start DATA RECORDS

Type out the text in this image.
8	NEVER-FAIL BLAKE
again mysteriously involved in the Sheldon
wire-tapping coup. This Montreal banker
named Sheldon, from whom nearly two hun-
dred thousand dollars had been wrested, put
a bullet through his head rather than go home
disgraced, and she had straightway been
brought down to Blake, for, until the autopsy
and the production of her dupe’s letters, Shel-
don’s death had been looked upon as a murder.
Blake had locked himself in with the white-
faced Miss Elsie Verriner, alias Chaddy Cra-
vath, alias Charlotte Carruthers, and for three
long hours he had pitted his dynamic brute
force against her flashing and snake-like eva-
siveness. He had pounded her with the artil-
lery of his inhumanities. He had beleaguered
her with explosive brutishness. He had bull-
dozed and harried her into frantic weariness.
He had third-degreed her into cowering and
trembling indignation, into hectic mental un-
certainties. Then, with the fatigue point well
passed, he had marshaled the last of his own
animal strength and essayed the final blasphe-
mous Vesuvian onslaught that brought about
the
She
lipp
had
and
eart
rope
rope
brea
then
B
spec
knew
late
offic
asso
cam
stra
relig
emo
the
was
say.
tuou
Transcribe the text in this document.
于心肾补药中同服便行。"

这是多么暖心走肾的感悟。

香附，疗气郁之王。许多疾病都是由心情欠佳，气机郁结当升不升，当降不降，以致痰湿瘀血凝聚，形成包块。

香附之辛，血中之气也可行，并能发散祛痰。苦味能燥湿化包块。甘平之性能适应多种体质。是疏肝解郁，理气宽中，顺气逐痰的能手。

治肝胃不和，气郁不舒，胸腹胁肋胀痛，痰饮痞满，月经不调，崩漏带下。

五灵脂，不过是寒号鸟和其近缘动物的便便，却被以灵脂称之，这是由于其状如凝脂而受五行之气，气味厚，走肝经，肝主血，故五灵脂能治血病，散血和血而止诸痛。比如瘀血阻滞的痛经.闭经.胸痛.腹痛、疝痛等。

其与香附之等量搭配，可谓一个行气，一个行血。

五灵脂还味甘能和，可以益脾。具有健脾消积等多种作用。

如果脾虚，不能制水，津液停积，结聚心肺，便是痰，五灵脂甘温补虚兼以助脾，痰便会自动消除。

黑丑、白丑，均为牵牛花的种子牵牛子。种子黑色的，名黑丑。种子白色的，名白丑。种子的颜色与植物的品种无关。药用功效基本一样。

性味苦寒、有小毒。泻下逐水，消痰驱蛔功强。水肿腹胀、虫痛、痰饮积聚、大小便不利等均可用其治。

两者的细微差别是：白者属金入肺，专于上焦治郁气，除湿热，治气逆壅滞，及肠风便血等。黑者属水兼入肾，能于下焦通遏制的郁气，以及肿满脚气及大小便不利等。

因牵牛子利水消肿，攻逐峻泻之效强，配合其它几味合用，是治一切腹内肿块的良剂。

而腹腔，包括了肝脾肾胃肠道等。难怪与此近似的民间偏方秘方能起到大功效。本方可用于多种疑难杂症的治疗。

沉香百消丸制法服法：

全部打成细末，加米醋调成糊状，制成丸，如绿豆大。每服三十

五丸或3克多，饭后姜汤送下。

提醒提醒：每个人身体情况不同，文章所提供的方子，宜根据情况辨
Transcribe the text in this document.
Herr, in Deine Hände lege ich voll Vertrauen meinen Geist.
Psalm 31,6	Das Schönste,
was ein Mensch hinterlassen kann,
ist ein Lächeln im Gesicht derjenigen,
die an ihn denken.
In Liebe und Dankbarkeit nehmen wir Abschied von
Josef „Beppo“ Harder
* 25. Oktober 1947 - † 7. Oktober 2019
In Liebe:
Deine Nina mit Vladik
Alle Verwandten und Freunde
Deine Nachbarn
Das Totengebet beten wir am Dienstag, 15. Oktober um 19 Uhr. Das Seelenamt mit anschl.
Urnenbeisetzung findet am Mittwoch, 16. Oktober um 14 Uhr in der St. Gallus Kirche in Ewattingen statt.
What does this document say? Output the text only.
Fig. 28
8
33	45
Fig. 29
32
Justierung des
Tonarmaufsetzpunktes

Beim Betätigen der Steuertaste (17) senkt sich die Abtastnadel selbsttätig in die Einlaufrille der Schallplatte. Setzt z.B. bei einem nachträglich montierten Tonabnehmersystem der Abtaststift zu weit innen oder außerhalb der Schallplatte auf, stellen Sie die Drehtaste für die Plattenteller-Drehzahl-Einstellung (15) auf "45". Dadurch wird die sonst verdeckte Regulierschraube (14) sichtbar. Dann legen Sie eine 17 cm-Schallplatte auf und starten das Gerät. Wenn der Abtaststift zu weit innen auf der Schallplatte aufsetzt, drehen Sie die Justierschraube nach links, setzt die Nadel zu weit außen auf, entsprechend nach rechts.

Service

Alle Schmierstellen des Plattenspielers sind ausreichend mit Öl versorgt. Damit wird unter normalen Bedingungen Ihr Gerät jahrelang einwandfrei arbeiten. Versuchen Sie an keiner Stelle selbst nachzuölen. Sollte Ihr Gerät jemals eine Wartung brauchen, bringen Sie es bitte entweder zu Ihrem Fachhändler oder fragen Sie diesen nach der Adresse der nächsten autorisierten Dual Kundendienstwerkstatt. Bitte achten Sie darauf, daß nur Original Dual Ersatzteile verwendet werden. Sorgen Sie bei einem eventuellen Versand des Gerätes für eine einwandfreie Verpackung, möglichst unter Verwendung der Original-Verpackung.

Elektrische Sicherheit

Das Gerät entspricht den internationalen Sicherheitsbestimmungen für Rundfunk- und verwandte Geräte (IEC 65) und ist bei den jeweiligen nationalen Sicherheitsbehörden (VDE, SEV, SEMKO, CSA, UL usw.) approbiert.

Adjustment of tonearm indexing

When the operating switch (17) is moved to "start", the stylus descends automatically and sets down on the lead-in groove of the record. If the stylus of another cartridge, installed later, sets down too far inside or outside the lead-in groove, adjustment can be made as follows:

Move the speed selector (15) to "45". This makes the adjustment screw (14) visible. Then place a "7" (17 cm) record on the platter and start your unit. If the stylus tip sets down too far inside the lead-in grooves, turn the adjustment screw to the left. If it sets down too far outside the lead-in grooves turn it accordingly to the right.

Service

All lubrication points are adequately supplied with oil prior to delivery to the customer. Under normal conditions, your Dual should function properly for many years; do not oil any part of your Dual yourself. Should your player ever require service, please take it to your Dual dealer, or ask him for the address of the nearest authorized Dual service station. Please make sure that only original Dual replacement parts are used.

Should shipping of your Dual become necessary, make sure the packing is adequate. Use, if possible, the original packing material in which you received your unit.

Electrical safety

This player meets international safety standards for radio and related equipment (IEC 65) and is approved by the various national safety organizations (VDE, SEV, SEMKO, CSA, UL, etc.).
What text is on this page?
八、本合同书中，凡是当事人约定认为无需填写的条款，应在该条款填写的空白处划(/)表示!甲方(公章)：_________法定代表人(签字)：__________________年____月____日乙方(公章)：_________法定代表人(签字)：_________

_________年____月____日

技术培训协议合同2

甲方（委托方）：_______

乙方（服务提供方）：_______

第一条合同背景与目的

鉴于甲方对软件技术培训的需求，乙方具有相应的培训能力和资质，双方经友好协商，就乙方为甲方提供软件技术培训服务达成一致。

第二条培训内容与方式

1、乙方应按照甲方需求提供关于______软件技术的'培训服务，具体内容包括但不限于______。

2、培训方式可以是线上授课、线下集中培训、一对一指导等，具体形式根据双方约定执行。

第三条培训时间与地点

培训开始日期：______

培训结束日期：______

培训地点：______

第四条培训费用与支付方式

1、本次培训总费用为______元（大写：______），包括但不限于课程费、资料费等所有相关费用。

end DATA RECORDS

__STATED EXERCISE__: Find how many lines of the listing include the string "text" and give that number, nothing else.

__SOLUTION__: 5